# Directions for this task:
Please render every line of the entries below as a Markdown table with the columns No. and Entry Line, numbering each row and leaving out blank lines.
##### Provided records
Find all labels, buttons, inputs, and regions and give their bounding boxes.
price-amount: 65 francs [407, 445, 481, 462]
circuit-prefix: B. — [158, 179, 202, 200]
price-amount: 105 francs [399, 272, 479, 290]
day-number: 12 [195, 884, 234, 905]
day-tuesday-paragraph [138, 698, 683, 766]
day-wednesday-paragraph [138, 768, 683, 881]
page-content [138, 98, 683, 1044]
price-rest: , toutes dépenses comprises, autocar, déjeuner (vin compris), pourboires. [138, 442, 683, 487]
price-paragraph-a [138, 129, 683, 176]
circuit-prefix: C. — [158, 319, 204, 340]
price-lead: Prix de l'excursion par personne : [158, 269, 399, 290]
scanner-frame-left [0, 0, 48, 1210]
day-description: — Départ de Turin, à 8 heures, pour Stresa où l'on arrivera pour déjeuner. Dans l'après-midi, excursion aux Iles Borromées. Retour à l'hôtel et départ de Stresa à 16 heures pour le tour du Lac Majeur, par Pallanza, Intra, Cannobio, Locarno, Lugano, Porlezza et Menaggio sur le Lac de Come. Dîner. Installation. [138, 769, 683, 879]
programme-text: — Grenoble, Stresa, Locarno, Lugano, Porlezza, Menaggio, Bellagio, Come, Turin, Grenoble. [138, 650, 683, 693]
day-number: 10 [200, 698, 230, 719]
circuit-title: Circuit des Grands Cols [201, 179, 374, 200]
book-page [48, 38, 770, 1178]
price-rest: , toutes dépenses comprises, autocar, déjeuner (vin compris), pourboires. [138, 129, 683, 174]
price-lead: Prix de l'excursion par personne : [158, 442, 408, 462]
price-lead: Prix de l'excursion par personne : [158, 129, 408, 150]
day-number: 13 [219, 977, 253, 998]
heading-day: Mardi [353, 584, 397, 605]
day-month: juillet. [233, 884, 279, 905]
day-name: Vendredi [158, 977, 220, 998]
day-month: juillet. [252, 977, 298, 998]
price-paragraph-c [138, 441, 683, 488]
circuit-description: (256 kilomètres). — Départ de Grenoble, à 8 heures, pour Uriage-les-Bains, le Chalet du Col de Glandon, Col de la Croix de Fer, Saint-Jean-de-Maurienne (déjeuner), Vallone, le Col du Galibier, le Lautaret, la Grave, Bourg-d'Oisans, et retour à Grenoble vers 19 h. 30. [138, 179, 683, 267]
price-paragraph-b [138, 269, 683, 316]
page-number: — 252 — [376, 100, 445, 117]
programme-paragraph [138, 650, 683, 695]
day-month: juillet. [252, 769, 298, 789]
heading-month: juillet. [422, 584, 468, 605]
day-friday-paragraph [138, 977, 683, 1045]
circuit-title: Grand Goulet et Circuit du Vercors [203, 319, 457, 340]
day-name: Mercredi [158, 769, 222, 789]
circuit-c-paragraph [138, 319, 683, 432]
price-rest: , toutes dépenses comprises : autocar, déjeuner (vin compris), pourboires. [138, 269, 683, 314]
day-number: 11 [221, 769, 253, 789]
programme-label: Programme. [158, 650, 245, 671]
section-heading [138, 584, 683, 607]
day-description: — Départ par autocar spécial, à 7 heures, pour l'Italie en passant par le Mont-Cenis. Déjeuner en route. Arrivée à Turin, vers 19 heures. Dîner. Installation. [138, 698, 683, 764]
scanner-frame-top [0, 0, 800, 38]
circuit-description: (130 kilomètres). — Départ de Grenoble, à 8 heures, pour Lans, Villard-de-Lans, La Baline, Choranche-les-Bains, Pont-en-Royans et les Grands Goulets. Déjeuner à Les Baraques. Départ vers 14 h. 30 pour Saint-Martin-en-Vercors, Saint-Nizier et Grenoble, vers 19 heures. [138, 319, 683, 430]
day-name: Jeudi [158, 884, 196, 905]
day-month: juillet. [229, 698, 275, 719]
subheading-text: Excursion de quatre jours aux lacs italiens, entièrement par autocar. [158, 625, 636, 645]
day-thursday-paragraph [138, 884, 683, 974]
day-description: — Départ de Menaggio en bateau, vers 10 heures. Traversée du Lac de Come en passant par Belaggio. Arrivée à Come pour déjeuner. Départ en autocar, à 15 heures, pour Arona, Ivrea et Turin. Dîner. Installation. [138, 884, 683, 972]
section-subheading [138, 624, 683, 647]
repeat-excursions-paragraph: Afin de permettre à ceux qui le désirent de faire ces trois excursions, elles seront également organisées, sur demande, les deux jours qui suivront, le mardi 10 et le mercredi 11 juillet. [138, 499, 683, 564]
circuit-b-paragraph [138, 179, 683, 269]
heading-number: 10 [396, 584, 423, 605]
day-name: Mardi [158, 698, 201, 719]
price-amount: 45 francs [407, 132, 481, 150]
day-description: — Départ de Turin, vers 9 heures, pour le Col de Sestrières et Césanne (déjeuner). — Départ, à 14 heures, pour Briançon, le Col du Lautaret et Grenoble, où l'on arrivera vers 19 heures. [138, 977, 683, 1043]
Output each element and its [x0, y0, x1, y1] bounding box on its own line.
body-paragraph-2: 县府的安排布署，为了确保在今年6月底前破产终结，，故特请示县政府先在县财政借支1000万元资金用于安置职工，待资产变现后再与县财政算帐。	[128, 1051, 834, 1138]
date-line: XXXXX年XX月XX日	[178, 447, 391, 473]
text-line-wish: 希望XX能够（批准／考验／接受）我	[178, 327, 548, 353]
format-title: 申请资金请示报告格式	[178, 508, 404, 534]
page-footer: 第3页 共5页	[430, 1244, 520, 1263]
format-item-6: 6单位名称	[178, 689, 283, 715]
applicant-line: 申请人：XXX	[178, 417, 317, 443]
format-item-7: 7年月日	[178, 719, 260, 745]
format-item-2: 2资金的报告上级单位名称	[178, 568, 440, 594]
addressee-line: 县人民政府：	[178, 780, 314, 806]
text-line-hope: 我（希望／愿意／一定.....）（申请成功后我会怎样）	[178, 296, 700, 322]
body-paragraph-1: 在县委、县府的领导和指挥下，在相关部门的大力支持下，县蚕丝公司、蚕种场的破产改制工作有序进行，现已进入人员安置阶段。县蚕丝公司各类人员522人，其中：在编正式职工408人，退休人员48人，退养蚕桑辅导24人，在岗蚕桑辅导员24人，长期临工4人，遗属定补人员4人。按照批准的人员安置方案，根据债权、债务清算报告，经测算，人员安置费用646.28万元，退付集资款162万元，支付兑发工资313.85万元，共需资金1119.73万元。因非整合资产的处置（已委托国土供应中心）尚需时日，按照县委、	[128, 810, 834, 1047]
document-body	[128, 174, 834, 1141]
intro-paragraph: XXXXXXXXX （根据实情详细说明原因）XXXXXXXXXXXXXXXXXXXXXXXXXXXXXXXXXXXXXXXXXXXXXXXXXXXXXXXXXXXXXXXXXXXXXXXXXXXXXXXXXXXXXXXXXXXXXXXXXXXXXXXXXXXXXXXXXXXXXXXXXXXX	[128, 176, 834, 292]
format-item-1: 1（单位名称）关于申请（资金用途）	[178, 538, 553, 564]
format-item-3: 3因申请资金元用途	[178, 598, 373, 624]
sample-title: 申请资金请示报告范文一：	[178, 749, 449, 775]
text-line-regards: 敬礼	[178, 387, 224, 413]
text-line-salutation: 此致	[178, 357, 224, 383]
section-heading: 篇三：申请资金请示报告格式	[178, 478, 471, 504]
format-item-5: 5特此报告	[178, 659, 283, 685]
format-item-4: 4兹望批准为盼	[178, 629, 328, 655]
##########
# Finished exercise:
| No. | Entry Line |
|---|---|
| 1 | Find all labels, buttons, inputs, and regions and give their bounding boxes. |
| 2 | price-amount: 65 francs [407, 445, 481, 462] |
| 3 | circuit-prefix: B. — [158, 179, 202, 200] |
| 4 | price-amount: 105 francs [399, 272, 479, 290] |
| 5 | day-number: 12 [195, 884, 234, 905] |
| 6 | day-tuesday-paragraph [138, 698, 683, 766] |
| 7 | day-wednesday-paragraph [138, 768, 683, 881] |
| 8 | page-content [138, 98, 683, 1044] |
| 9 | price-rest: , toutes dépenses comprises, autocar, déjeuner (vin compris), pourboires. [138, 442, 683, 487] |
| 10 | price-paragraph-a [138, 129, 683, 176] |
| 11 | circuit-prefix: C. — [158, 319, 204, 340] |
| 12 | price-lead: Prix de l'excursion par personne : [158, 269, 399, 290] |
| 13 | scanner-frame-left [0, 0, 48, 1210] |
| 14 | day-description: — Départ de Turin, à 8 heures, pour Stresa où l'on arrivera pour déjeuner. Dans l'après-midi, excursion aux Iles Borromées. Retour à l'hôtel et départ de Stresa à 16 heures pour le tour du Lac Majeur, par Pallanza, Intra, Cannobio, Locarno, Lugano, Porlezza et Menaggio sur le Lac de Come. Dîner. Installation. [138, 769, 683, 879] |
| 15 | programme-text: — Grenoble, Stresa, Locarno, Lugano, Porlezza, Menaggio, Bellagio, Come, Turin, Grenoble. [138, 650, 683, 693] |
| 16 | day-number: 10 [200, 698, 230, 719] |
| 17 | circuit-title: Circuit des Grands Cols [201, 179, 374, 200] |
| 18 | book-page [48, 38, 770, 1178] |
| 19 | price-rest: , toutes dépenses comprises, autocar, déjeuner (vin compris), pourboires. [138, 129, 683, 174] |
| 20 | price-lead: Prix de l'excursion par personne : [158, 442, 408, 462] |
| 21 | price-lead: Prix de l'excursion par personne : [158, 129, 408, 150] |
| 22 | day-number: 13 [219, 977, 253, 998] |
| 23 | heading-day: Mardi [353, 584, 397, 605] |
| 24 | day-month: juillet. [233, 884, 279, 905] |
| 25 | day-name: Vendredi [158, 977, 220, 998] |
| 26 | day-month: juillet. [252, 977, 298, 998] |
| 27 | price-paragraph-c [138, 441, 683, 488] |
| 28 | circuit-description: (256 kilomètres). — Départ de Grenoble, à 8 heures, pour Uriage-les-Bains, le Chalet du Col de Glandon, Col de la Croix de Fer, Saint-Jean-de-Maurienne (déjeuner), Vallone, le Col du Galibier, le Lautaret, la Grave, Bourg-d'Oisans, et retour à Grenoble vers 19 h. 30. [138, 179, 683, 267] |
| 29 | price-paragraph-b [138, 269, 683, 316] |
| 30 | page-number: — 252 — [376, 100, 445, 117] |
| 31 | programme-paragraph [138, 650, 683, 695] |
| 32 | day-month: juillet. [252, 769, 298, 789] |
| 33 | heading-month: juillet. [422, 584, 468, 605] |
| 34 | day-friday-paragraph [138, 977, 683, 1045] |
| 35 | circuit-title: Grand Goulet et Circuit du Vercors [203, 319, 457, 340] |
| 36 | day-name: Mercredi [158, 769, 222, 789] |
| 37 | circuit-c-paragraph [138, 319, 683, 432] |
| 38 | price-rest: , toutes dépenses comprises : autocar, déjeuner (vin compris), pourboires. [138, 269, 683, 314] |
| 39 | day-number: 11 [221, 769, 253, 789] |
| 40 | programme-label: Programme. [158, 650, 245, 671] |
| 41 | section-heading [138, 584, 683, 607] |
| 42 | day-description: — Départ par autocar spécial, à 7 heures, pour l'Italie en passant par le Mont-Cenis. Déjeuner en route. Arrivée à Turin, vers 19 heures. Dîner. Installation. [138, 698, 683, 764] |
| 43 | scanner-frame-top [0, 0, 800, 38] |
| 44 | circuit-description: (130 kilomètres). — Départ de Grenoble, à 8 heures, pour Lans, Villard-de-Lans, La Baline, Choranche-les-Bains, Pont-en-Royans et les Grands Goulets. Déjeuner à Les Baraques. Départ vers 14 h. 30 pour Saint-Martin-en-Vercors, Saint-Nizier et Grenoble, vers 19 heures. [138, 319, 683, 430] |
| 45 | day-name: Jeudi [158, 884, 196, 905] |
| 46 | day-month: juillet. [229, 698, 275, 719] |
| 47 | subheading-text: Excursion de quatre jours aux lacs italiens, entièrement par autocar. [158, 625, 636, 645] |
| 48 | day-thursday-paragraph [138, 884, 683, 974] |
| 49 | day-description: — Départ de Menaggio en bateau, vers 10 heures. Traversée du Lac de Come en passant par Belaggio. Arrivée à Come pour déjeuner. Départ en autocar, à 15 heures, pour Arona, Ivrea et Turin. Dîner. Installation. [138, 884, 683, 972] |
| 50 | section-subheading [138, 624, 683, 647] |
| 51 | repeat-excursions-paragraph: Afin de permettre à ceux qui le désirent de faire ces trois excursions, elles seront également organisées, sur demande, les deux jours qui suivront, le mardi 10 et le mercredi 11 juillet. [138, 499, 683, 564] |
| 52 | circuit-b-paragraph [138, 179, 683, 269] |
| 53 | heading-number: 10 [396, 584, 423, 605] |
| 54 | day-name: Mardi [158, 698, 201, 719] |
| 55 | price-amount: 45 francs [407, 132, 481, 150] |
| 56 | day-description: — Départ de Turin, vers 9 heures, pour le Col de Sestrières et Césanne (déjeuner). — Départ, à 14 heures, pour Briançon, le Col du Lautaret et Grenoble, où l'on arrivera vers 19 heures. [138, 977, 683, 1043] |
| 57 | Output each element and its [x0, y0, x1, y1] bounding box on its own line. |
| 58 | body-paragraph-2: 县府的安排布署，为了确保在今年6月底前破产终结，，故特请示县政府先在县财政借支1000万元资金用于安置职工，待资产变现后再与县财政算帐。	[128, 1051, 834, 1138] |
| 59 | date-line: XXXXX年XX月XX日	[178, 447, 391, 473] |
| 60 | text-line-wish: 希望XX能够（批准／考验／接受）我	[178, 327, 548, 353] |
| 61 | format-title: 申请资金请示报告格式	[178, 508, 404, 534] |
| 62 | page-footer: 第3页 共5页	[430, 1244, 520, 1263] |
| 63 | format-item-6: 6单位名称	[178, 689, 283, 715] |
| 64 | applicant-line: 申请人：XXX	[178, 417, 317, 443] |
| 65 | format-item-7: 7年月日	[178, 719, 260, 745] |
| 66 | format-item-2: 2资金的报告上级单位名称	[178, 568, 440, 594] |
| 67 | addressee-line: 县人民政府：	[178, 780, 314, 806] |
| 68 | text-line-hope: 我（希望／愿意／一定.....）（申请成功后我会怎样）	[178, 296, 700, 322] |
| 69 | body-paragraph-1: 在县委、县府的领导和指挥下，在相关部门的大力支持下，县蚕丝公司、蚕种场的破产改制工作有序进行，现已进入人员安置阶段。县蚕丝公司各类人员522人，其中：在编正式职工408人，退休人员48人，退养蚕桑辅导24人，在岗蚕桑辅导员24人，长期临工4人，遗属定补人员4人。按照批准的人员安置方案，根据债权、债务清算报告，经测算，人员安置费用646.28万元，退付集资款162万元，支付兑发工资313.85万元，共需资金1119.73万元。因非整合资产的处置（已委托国土供应中心）尚需时日，按照县委、	[128, 810, 834, 1047] |
| 70 | document-body	[128, 174, 834, 1141] |
| 71 | intro-paragraph: XXXXXXXXX （根据实情详细说明原因）XXXXXXXXXXXXXXXXXXXXXXXXXXXXXXXXXXXXXXXXXXXXXXXXXXXXXXXXXXXXXXXXXXXXXXXXXXXXXXXXXXXXXXXXXXXXXXXXXXXXXXXXXXXXXXXXXXXXXXXXXXXX	[128, 176, 834, 292] |
| 72 | format-item-1: 1（单位名称）关于申请（资金用途）	[178, 538, 553, 564] |
| 73 | format-item-3: 3因申请资金元用途	[178, 598, 373, 624] |
| 74 | sample-title: 申请资金请示报告范文一：	[178, 749, 449, 775] |
| 75 | text-line-regards: 敬礼	[178, 387, 224, 413] |
| 76 | text-line-salutation: 此致	[178, 357, 224, 383] |
| 77 | section-heading: 篇三：申请资金请示报告格式	[178, 478, 471, 504] |
| 78 | format-item-5: 5特此报告	[178, 659, 283, 685] |
| 79 | format-item-4: 4兹望批准为盼	[178, 629, 328, 655] |